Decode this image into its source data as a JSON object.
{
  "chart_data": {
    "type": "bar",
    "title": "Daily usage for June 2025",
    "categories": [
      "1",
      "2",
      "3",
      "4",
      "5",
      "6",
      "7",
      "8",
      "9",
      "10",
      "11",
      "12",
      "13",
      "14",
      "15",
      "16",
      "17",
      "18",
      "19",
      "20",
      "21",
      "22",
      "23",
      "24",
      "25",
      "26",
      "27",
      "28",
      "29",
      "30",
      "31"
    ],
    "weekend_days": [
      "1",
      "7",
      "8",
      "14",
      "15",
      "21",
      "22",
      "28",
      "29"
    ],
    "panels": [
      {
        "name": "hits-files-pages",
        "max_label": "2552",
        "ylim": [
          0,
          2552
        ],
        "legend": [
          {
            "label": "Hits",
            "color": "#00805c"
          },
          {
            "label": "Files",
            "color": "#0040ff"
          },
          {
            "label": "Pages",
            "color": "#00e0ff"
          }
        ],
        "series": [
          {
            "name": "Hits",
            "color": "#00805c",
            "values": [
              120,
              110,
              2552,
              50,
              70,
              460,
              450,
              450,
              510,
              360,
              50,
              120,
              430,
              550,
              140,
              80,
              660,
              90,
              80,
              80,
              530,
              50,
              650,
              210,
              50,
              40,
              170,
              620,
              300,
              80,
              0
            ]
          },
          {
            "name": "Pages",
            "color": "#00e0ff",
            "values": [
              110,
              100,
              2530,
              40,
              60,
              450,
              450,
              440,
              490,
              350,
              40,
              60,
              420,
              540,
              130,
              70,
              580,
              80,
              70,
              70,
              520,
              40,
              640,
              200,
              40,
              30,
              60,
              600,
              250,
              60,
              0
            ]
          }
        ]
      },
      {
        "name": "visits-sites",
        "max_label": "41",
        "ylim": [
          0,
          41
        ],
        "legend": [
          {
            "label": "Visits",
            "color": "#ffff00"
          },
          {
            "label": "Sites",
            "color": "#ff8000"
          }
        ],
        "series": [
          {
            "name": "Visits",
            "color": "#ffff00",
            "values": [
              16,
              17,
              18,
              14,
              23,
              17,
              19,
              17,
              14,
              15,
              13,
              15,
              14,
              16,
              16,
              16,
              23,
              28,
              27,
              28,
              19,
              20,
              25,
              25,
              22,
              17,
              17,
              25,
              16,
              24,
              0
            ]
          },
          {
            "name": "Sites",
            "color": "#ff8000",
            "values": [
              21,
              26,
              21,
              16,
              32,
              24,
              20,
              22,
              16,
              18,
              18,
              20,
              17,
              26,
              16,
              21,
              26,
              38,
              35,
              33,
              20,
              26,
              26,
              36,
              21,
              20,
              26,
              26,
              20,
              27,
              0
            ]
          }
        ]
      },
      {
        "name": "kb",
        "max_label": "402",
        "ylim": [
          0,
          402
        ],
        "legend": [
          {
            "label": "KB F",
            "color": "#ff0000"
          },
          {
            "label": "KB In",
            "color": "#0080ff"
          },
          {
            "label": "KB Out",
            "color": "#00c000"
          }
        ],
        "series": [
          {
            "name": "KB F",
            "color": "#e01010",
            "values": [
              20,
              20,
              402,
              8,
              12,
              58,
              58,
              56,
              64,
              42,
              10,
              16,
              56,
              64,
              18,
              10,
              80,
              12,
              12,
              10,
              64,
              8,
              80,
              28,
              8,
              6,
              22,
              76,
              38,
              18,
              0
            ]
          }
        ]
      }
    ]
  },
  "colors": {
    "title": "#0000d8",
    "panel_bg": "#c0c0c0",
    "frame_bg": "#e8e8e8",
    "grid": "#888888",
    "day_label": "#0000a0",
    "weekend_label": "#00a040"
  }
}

___

Quote every line of the data, word for word.

Written answer:
Decode this image into its source data as a JSON object.
{
  "chart_data": {
    "type": "bar",
    "title": "Daily usage for June 2025",
    "categories": [
      "1",
      "2",
      "3",
      "4",
      "5",
      "6",
      "7",
      "8",
      "9",
      "10",
      "11",
      "12",
      "13",
      "14",
      "15",
      "16",
      "17",
      "18",
      "19",
      "20",
      "21",
      "22",
      "23",
      "24",
      "25",
      "26",
      "27",
      "28",
      "29",
      "30",
      "31"
    ],
    "weekend_days": [
      "1",
      "7",
      "8",
      "14",
      "15",
      "21",
      "22",
      "28",
      "29"
    ],
    "panels": [
      {
        "name": "hits-files-pages",
        "max_label": "2552",
        "ylim": [
          0,
          2552
        ],
        "legend": [
          {
            "label": "Hits",
            "color": "#00805c"
          },
          {
            "label": "Files",
            "color": "#0040ff"
          },
          {
            "label": "Pages",
            "color": "#00e0ff"
          }
        ],
        "series": [
          {
            "name": "Hits",
            "color": "#00805c",
            "values": [
              120,
              110,
              2552,
              50,
              70,
              460,
              450,
              450,
              510,
              360,
              50,
              120,
              430,
              550,
              140,
              80,
              660,
              90,
              80,
              80,
              530,
              50,
              650,
              210,
              50,
              40,
              170,
              620,
              300,
              80,
              0
            ]
          },
          {
            "name": "Pages",
            "color": "#00e0ff",
            "values": [
              110,
              100,
              2530,
              40,
              60,
              450,
              450,
              440,
              490,
              350,
              40,
              60,
              420,
              540,
              130,
              70,
              580,
              80,
              70,
              70,
              520,
              40,
              640,
              200,
              40,
              30,
              60,
              600,
              250,
              60,
              0
            ]
          }
        ]
      },
      {
        "name": "visits-sites",
        "max_label": "41",
        "ylim": [
          0,
          41
        ],
        "legend": [
          {
            "label": "Visits",
            "color": "#ffff00"
          },
          {
            "label": "Sites",
            "color": "#ff8000"
          }
        ],
        "series": [
          {
            "name": "Visits",
            "color": "#ffff00",
            "values": [
              16,
              17,
              18,
              14,
              23,
              17,
              19,
              17,
              14,
              15,
              13,
              15,
              14,
              16,
              16,
              16,
              23,
              28,
              27,
              28,
              19,
              20,
              25,
              25,
              22,
              17,
              17,
              25,
              16,
              24,
              0
            ]
          },
          {
            "name": "Sites",
            "color": "#ff8000",
            "values": [
              21,
              26,
              21,
              16,
              32,
              24,
              20,
              22,
              16,
              18,
              18,
              20,
              17,
              26,
              16,
              21,
              26,
              38,
              35,
              33,
              20,
              26,
              26,
              36,
              21,
              20,
              26,
              26,
              20,
              27,
              0
            ]
          }
        ]
      },
      {
        "name": "kb",
        "max_label": "402",
        "ylim": [
          0,
          402
        ],
        "legend": [
          {
            "label": "KB F",
            "color": "#ff0000"
          },
          {
            "label": "KB In",
            "color": "#0080ff"
          },
          {
            "label": "KB Out",
            "color": "#00c000"
          }
        ],
        "series": [
          {
            "name": "KB F",
            "color": "#e01010",
            "values": [
              20,
              20,
              402,
              8,
              12,
              58,
              58,
              56,
              64,
              42,
              10,
              16,
              56,
              64,
              18,
              10,
              80,
              12,
              12,
              10,
              64,
              8,
              80,
              28,
              8,
              6,
              22,
              76,
              38,
              18,
              0
            ]
          }
        ]
      }
    ]
  },
  "colors": {
    "title": "#0000d8",
    "panel_bg": "#c0c0c0",
    "frame_bg": "#e8e8e8",
    "grid": "#888888",
    "day_label": "#0000a0",
    "weekend_label": "#00a040"
  }
}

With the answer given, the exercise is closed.